> Stated goal
Transcribe the material in full. Nothing should differ except that the pictures are left out.

══ Input data ══

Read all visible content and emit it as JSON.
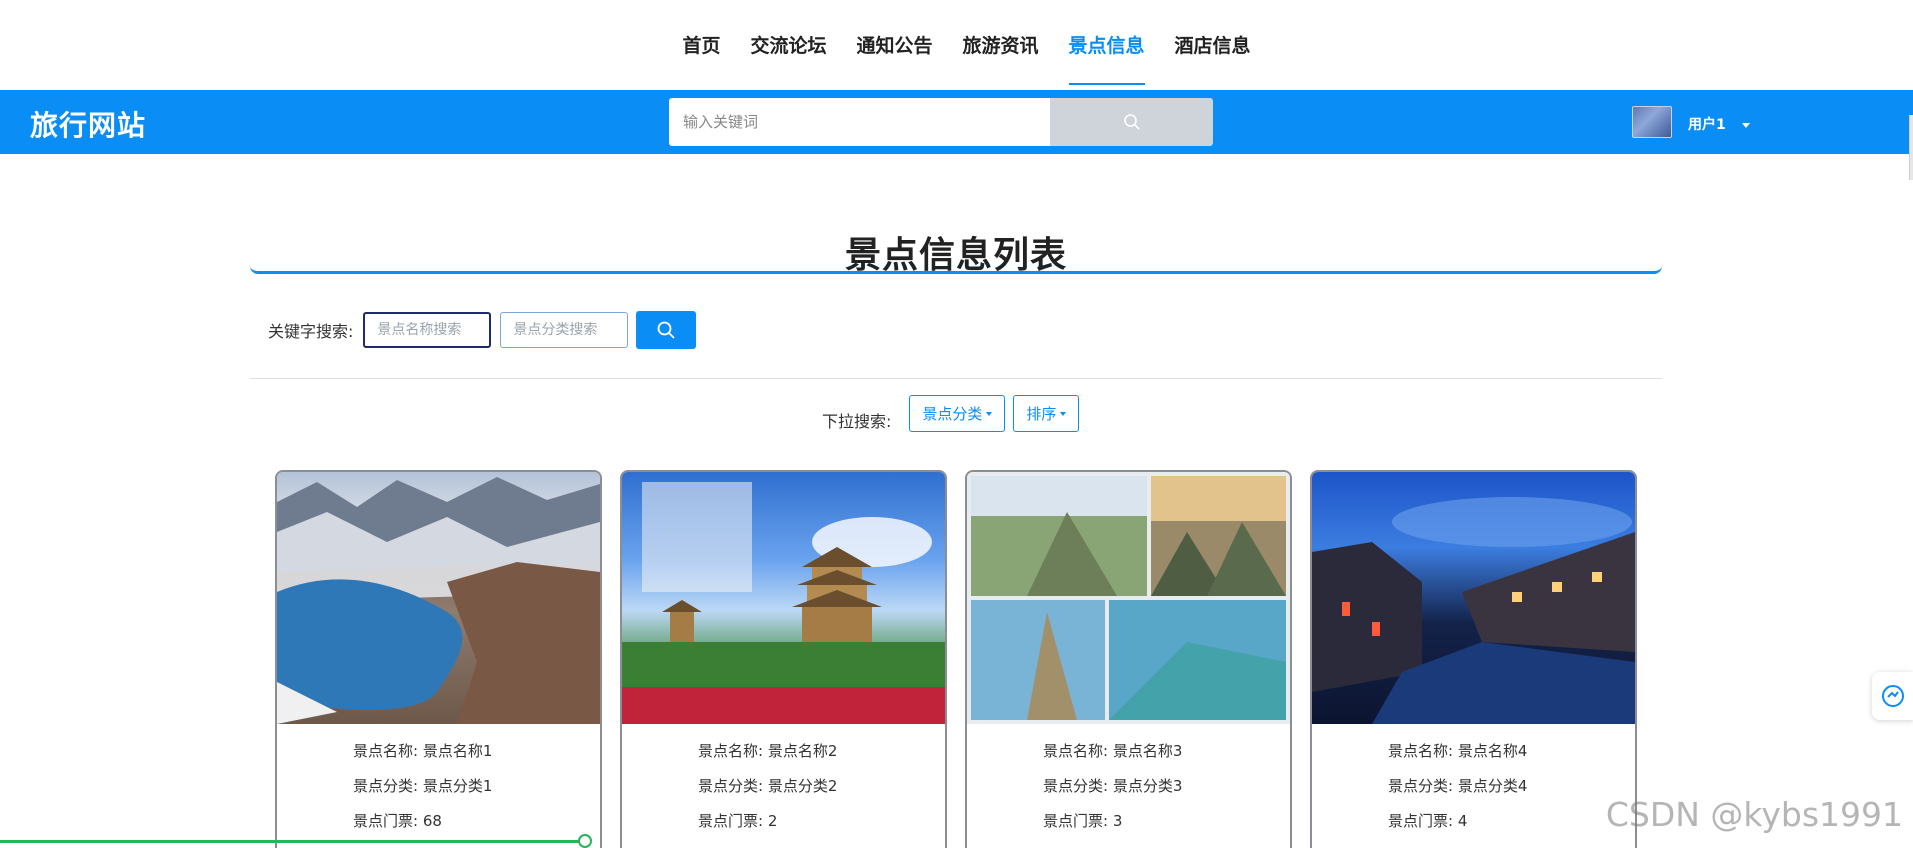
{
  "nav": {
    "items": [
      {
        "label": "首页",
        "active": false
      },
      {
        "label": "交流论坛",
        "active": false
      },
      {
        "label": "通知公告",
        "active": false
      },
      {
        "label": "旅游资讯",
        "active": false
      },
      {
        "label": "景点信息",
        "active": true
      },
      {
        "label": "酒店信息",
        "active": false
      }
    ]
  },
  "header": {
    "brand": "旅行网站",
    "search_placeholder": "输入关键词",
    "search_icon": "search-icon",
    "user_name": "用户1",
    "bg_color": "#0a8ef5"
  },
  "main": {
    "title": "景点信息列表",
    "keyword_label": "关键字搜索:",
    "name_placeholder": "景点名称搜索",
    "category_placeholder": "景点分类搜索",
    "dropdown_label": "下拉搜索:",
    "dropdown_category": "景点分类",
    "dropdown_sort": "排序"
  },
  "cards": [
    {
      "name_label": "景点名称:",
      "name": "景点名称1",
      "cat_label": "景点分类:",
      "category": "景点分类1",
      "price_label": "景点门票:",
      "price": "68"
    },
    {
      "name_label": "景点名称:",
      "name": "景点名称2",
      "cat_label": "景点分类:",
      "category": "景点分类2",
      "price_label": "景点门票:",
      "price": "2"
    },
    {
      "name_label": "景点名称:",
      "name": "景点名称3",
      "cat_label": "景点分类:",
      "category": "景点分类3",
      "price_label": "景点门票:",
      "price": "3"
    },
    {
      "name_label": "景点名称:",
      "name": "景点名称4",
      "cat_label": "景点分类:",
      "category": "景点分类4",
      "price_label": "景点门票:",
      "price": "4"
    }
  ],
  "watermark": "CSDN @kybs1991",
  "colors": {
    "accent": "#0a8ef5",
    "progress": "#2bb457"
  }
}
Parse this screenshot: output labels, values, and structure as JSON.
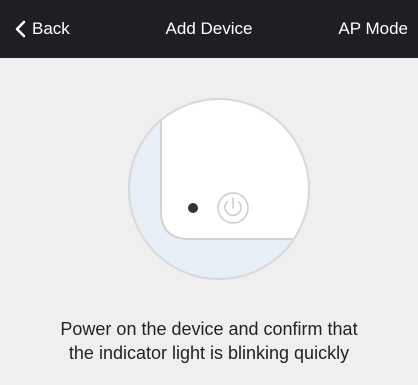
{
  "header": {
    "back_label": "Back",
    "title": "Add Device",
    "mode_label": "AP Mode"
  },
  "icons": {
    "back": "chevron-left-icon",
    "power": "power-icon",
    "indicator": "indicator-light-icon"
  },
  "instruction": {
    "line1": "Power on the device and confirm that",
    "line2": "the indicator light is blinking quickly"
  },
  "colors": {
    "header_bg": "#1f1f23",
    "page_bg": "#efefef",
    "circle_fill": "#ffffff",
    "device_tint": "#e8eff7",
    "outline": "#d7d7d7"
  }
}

═══

> Exercise output
Read all visible content and emit it as JSON.
{
  "nav": {
    "items": [
      {
        "label": "首页",
        "active": false
      },
      {
        "label": "交流论坛",
        "active": false
      },
      {
        "label": "通知公告",
        "active": false
      },
      {
        "label": "旅游资讯",
        "active": false
      },
      {
        "label": "景点信息",
        "active": true
      },
      {
        "label": "酒店信息",
        "active": false
      }
    ]
  },
  "header": {
    "brand": "旅行网站",
    "search_placeholder": "输入关键词",
    "search_icon": "search-icon",
    "user_name": "用户1",
    "bg_color": "#0a8ef5"
  },
  "main": {
    "title": "景点信息列表",
    "keyword_label": "关键字搜索:",
    "name_placeholder": "景点名称搜索",
    "category_placeholder": "景点分类搜索",
    "dropdown_label": "下拉搜索:",
    "dropdown_category": "景点分类",
    "dropdown_sort": "排序"
  },
  "cards": [
    {
      "name_label": "景点名称:",
      "name": "景点名称1",
      "cat_label": "景点分类:",
      "category": "景点分类1",
      "price_label": "景点门票:",
      "price": "68"
    },
    {
      "name_label": "景点名称:",
      "name": "景点名称2",
      "cat_label": "景点分类:",
      "category": "景点分类2",
      "price_label": "景点门票:",
      "price": "2"
    },
    {
      "name_label": "景点名称:",
      "name": "景点名称3",
      "cat_label": "景点分类:",
      "category": "景点分类3",
      "price_label": "景点门票:",
      "price": "3"
    },
    {
      "name_label": "景点名称:",
      "name": "景点名称4",
      "cat_label": "景点分类:",
      "category": "景点分类4",
      "price_label": "景点门票:",
      "price": "4"
    }
  ],
  "watermark": "CSDN @kybs1991",
  "colors": {
    "accent": "#0a8ef5",
    "progress": "#2bb457"
  }
}
Parse this screenshot: output labels, values, and structure as JSON.
{
  "header": {
    "back_label": "Back",
    "title": "Add Device",
    "mode_label": "AP Mode"
  },
  "icons": {
    "back": "chevron-left-icon",
    "power": "power-icon",
    "indicator": "indicator-light-icon"
  },
  "instruction": {
    "line1": "Power on the device and confirm that",
    "line2": "the indicator light is blinking quickly"
  },
  "colors": {
    "header_bg": "#1f1f23",
    "page_bg": "#efefef",
    "circle_fill": "#ffffff",
    "device_tint": "#e8eff7",
    "outline": "#d7d7d7"
  }
}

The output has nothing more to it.